> Supplied material
Content starts
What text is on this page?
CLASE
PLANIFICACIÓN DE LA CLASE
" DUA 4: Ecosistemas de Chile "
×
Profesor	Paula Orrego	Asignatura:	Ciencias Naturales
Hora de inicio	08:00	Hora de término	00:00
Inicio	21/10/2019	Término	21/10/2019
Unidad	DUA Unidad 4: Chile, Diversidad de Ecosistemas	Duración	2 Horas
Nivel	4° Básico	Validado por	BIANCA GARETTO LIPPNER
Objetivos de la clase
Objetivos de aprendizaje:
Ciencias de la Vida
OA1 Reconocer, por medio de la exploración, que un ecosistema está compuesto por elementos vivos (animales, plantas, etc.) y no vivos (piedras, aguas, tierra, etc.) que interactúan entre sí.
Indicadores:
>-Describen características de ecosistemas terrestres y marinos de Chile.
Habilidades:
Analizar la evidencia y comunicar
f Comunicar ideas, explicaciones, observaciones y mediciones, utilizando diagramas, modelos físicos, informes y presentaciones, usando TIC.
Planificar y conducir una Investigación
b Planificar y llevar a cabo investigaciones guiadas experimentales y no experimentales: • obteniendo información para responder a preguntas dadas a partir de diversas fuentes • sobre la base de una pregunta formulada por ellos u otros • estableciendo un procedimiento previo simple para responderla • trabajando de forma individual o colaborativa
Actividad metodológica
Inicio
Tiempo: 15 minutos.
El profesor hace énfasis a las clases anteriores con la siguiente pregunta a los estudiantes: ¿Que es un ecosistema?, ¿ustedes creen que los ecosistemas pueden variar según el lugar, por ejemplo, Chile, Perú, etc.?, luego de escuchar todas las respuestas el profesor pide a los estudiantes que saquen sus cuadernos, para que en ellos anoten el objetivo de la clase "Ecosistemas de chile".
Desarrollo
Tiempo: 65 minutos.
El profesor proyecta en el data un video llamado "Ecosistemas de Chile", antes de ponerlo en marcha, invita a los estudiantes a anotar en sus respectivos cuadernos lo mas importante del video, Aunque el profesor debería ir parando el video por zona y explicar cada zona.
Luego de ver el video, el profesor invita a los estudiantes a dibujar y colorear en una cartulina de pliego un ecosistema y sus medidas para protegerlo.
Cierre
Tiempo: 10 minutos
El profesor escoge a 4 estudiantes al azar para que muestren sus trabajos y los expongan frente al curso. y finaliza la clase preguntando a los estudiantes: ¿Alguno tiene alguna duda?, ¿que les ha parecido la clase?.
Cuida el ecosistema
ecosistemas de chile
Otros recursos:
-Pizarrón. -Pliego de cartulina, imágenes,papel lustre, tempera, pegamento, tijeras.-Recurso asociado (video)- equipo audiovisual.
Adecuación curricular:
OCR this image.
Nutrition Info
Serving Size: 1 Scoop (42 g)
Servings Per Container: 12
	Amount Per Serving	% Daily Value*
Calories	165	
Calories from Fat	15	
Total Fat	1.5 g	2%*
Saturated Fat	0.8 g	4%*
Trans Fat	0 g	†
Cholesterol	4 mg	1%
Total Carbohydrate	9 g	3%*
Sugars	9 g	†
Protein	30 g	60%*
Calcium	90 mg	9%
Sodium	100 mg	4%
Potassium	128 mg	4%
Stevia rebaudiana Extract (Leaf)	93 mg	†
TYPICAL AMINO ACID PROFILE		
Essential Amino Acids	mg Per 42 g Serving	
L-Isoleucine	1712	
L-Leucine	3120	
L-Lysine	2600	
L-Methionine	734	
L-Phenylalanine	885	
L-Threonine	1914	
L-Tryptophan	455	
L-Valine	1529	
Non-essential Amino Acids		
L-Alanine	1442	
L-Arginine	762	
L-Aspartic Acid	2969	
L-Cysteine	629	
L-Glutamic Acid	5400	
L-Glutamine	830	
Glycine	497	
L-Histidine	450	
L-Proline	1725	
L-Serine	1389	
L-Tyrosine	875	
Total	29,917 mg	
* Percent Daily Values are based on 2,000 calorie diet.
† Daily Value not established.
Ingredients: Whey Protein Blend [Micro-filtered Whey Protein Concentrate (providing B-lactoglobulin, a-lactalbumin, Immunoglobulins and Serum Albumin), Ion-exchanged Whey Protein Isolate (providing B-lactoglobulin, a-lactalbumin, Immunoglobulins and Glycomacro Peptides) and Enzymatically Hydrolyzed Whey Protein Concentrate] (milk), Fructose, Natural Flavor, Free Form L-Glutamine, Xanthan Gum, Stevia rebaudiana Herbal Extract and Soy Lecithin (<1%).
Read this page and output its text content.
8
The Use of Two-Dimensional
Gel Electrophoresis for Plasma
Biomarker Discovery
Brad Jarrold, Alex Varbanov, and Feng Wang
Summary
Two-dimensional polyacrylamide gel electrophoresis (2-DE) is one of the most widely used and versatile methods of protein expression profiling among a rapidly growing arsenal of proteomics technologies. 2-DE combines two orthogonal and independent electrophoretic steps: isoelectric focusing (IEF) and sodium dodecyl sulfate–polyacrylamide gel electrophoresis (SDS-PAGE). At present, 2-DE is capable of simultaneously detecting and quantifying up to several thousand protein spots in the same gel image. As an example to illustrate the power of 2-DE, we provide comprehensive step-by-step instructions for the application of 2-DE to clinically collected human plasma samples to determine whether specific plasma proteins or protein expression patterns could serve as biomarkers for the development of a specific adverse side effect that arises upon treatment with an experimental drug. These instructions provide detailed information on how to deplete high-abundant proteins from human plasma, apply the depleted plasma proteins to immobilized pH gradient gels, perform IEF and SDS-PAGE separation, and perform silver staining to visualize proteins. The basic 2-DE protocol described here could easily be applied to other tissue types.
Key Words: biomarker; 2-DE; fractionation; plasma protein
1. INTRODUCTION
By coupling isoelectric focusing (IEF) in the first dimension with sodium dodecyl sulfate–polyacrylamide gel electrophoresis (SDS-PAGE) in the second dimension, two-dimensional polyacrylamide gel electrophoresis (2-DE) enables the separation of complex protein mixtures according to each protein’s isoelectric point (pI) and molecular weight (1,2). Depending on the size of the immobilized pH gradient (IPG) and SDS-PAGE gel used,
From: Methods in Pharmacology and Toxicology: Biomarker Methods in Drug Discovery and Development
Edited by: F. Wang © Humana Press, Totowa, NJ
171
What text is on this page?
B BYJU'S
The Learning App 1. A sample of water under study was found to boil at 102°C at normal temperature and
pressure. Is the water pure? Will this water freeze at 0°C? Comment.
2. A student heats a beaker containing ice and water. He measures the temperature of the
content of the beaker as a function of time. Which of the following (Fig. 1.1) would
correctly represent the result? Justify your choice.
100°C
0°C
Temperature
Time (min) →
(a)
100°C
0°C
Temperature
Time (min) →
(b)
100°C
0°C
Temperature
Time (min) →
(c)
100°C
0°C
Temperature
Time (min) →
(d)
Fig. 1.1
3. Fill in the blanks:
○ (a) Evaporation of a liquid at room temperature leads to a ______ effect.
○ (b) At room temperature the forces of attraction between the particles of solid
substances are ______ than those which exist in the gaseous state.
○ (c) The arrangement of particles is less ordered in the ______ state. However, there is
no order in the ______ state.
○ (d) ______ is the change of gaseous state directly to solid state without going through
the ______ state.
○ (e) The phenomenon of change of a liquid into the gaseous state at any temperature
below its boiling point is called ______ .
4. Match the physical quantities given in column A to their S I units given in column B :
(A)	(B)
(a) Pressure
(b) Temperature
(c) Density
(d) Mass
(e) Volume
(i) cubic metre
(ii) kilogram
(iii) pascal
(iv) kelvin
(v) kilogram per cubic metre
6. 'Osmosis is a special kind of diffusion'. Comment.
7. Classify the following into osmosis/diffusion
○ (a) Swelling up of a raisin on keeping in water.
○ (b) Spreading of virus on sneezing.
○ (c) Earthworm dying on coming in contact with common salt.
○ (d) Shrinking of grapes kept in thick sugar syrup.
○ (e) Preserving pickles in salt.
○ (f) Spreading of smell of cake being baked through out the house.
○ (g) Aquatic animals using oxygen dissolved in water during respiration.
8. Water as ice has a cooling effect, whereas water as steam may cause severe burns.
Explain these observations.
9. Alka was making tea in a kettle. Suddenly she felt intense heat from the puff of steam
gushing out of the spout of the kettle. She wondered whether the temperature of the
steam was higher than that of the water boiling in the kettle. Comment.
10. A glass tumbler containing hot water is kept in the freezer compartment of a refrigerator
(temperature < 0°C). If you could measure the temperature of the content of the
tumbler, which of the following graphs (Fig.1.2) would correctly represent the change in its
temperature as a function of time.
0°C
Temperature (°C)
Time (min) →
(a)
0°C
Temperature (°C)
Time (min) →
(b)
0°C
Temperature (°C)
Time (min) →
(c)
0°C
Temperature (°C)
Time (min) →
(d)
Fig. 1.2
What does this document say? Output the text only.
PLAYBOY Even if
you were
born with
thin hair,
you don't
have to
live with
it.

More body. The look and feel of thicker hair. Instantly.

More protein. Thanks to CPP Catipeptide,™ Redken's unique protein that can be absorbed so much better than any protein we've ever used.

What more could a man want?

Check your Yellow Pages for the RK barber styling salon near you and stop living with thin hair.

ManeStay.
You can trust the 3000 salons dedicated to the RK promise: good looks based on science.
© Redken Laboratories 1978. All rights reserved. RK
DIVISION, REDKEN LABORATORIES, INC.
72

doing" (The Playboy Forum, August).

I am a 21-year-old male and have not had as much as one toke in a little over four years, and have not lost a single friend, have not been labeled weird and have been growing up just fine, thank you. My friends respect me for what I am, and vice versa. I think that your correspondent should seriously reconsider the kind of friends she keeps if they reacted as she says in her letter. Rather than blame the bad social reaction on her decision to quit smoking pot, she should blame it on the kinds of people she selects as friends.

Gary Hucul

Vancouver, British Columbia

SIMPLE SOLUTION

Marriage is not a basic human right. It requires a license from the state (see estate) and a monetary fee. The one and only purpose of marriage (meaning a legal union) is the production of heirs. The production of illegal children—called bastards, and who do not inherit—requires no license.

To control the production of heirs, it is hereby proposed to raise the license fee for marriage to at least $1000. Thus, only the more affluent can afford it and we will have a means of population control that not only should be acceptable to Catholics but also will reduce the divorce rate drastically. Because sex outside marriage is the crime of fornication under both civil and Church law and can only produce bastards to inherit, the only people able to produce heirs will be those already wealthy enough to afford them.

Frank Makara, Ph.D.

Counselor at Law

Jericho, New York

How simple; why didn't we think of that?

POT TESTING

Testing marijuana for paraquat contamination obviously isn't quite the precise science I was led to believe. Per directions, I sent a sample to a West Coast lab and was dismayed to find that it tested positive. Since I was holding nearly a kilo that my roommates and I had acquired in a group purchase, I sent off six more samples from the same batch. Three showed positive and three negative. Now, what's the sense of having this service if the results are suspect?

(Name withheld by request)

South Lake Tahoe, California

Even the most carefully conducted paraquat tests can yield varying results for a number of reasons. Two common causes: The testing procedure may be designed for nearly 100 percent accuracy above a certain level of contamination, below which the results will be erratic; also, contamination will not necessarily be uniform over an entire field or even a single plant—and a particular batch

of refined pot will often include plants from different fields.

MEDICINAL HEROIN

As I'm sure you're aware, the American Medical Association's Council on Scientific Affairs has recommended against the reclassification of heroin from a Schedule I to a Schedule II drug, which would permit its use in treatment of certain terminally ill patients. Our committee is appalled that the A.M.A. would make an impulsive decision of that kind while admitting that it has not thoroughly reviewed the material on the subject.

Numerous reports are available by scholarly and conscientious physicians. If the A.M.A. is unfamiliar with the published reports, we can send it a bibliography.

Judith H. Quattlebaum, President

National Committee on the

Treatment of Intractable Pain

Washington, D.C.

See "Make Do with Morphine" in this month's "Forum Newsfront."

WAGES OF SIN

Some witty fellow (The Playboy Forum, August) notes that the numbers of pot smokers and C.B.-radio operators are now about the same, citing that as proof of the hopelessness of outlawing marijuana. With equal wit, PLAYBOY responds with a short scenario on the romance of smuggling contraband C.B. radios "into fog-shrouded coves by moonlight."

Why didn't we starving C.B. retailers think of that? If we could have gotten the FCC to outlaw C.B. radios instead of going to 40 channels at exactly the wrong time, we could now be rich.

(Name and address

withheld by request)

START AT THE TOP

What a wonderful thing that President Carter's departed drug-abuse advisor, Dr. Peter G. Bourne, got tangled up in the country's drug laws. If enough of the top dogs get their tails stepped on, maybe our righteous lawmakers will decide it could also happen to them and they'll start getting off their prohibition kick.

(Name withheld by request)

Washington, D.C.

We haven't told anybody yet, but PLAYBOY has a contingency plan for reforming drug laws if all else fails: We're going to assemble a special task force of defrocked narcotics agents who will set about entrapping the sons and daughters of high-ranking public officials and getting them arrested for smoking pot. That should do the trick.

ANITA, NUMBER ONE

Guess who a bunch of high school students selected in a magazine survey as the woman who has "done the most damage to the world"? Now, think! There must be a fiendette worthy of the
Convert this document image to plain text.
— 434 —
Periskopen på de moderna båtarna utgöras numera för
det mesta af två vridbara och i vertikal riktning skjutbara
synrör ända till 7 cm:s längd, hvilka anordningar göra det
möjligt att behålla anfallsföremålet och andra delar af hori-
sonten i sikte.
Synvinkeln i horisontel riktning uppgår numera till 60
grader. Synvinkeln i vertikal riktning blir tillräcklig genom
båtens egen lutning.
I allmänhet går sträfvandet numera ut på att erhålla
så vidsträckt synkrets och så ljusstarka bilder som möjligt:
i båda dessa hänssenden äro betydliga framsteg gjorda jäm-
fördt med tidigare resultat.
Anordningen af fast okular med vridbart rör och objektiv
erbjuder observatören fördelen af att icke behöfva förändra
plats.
Content ends
Identify and extract each line of the listing that contains "document".

> Result of this exercise
What does this document say? Output the text only.
Convert this document image to plain text.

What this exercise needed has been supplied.